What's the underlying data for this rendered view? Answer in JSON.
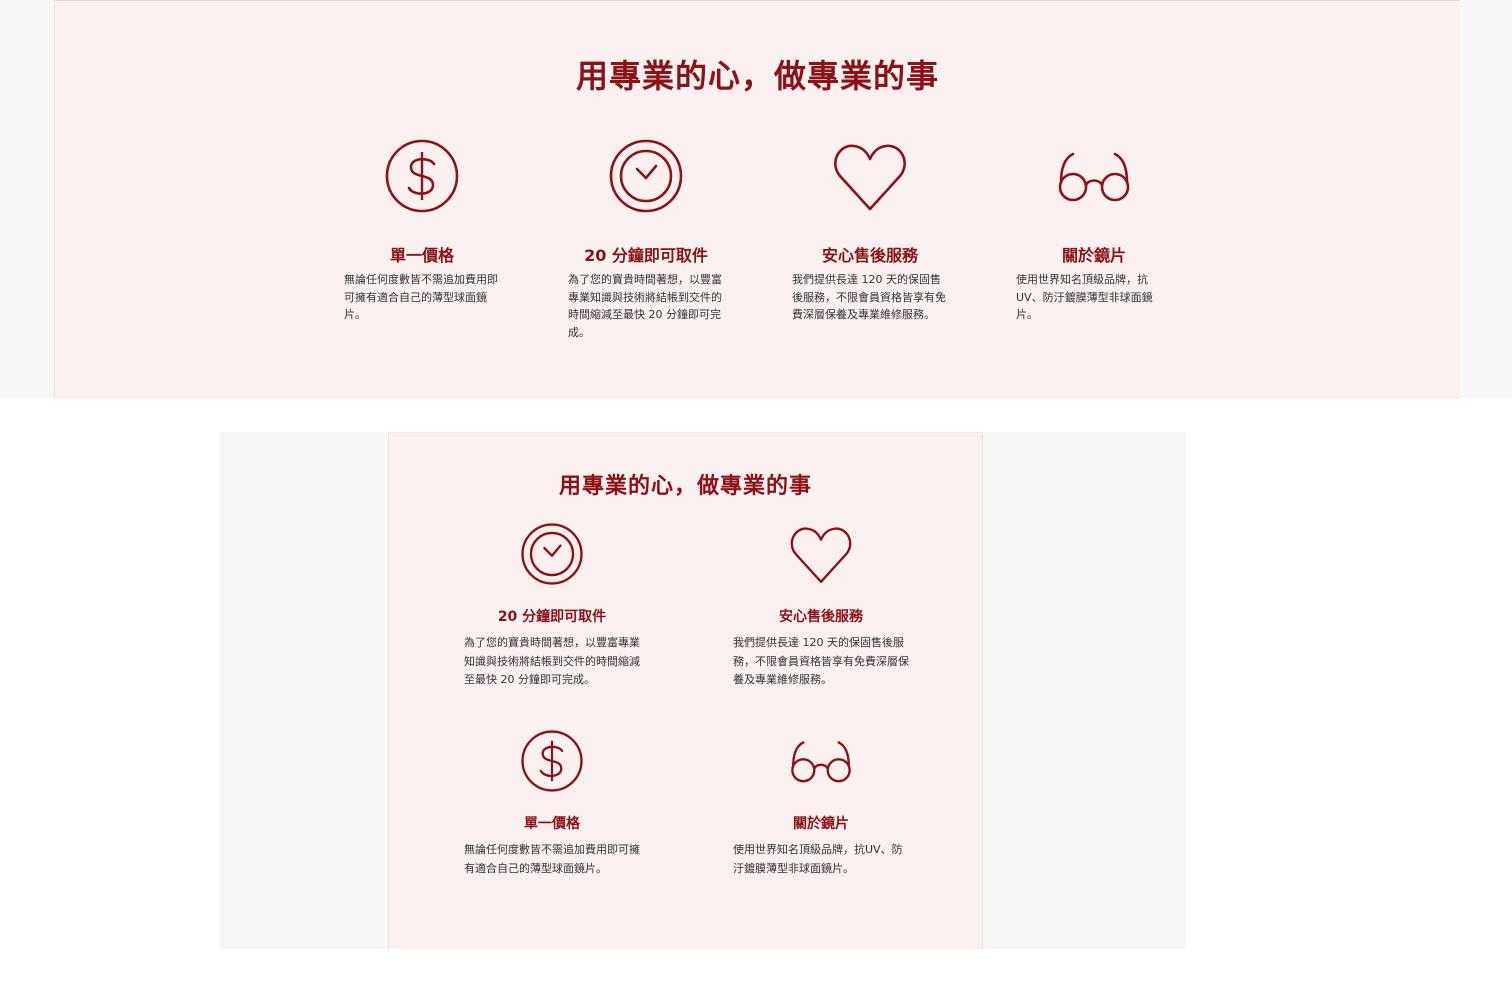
{
  "accent_color": "#8b1217",
  "background_color": "#f9f0ef",
  "heading": "用專業的心，做專業的事",
  "features": {
    "price": {
      "icon": "dollar-icon",
      "title": "單一價格",
      "desc_desktop": "無論任何度數皆不需追加費用即可擁有適合自己的薄型球面鏡片。",
      "desc_mobile": "無論任何度數皆不需追加費用即可擁有適合自己的薄型球面鏡片。"
    },
    "speed": {
      "icon": "clock-icon",
      "title": "20 分鐘即可取件",
      "desc_desktop": "為了您的寶貴時間著想，以豐富專業知識與技術將結帳到交件的時間縮減至最快 20 分鐘即可完成。",
      "desc_mobile": "為了您的寶貴時間著想，以豐富專業知識與技術將結帳到交件的時間縮減至最快 20 分鐘即可完成。"
    },
    "service": {
      "icon": "heart-icon",
      "title": "安心售後服務",
      "desc_desktop": "我們提供長達 120 天的保固售後服務，不限會員資格皆享有免費深層保養及專業維修服務。",
      "desc_mobile": "我們提供長達 120 天的保固售後服務，不限會員資格皆享有免費深層保養及專業維修服務。"
    },
    "lens": {
      "icon": "glasses-icon",
      "title": "關於鏡片",
      "desc_desktop": "使用世界知名頂級品牌，抗UV、防汙鍍膜薄型非球面鏡片。",
      "desc_mobile": "使用世界知名頂級品牌，抗UV、防汙鍍膜薄型非球面鏡片。"
    }
  }
}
········
WRITTEN TASK =
From the material above, gather all lines that include the string "不限會員資格皆享有免費深層保養及專業維修服務" and copy them.

SOLVED EXERCISE =
      "desc_desktop": "我們提供長達 120 天的保固售後服務，不限會員資格皆享有免費深層保養及專業維修服務。",
      "desc_mobile": "我們提供長達 120 天的保固售後服務，不限會員資格皆享有免費深層保養及專業維修服務。"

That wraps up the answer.